■ DIRECTIONS FOR THIS TASK ■
Look through the data below and return each line where "Precipitation" appears.

■ INPUT RECORDS ■
★ ★ ★ ★

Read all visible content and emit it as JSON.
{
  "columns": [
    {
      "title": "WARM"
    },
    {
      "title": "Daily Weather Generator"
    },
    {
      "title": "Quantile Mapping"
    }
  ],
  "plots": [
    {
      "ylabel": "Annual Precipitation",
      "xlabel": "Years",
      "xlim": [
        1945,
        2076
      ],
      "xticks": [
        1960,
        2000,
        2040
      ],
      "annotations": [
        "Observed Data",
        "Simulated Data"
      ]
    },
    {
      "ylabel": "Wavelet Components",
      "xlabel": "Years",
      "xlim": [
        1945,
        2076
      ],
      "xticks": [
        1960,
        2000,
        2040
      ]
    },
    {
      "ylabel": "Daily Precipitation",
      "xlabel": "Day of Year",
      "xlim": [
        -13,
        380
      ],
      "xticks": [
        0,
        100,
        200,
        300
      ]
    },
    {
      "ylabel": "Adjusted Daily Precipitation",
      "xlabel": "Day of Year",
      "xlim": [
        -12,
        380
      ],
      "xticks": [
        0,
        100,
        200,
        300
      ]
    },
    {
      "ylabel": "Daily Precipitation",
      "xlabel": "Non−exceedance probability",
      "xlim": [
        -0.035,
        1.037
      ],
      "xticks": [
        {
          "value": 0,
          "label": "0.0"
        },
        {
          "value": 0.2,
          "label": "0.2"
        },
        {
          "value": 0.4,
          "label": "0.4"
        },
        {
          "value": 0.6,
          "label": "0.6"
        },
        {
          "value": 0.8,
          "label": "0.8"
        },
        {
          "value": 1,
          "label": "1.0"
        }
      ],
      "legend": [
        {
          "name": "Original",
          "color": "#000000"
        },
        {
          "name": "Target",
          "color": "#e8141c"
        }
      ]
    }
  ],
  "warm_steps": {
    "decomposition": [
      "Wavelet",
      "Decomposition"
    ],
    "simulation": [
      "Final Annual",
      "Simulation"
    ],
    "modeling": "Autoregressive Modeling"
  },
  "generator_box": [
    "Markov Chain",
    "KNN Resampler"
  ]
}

★ ★ ★ ★

■ SOLUTION TO THE PROBLEM ■
      "ylabel": "Annual Precipitation",
      "ylabel": "Daily Precipitation",
      "ylabel": "Adjusted Daily Precipitation",
      "ylabel": "Daily Precipitation",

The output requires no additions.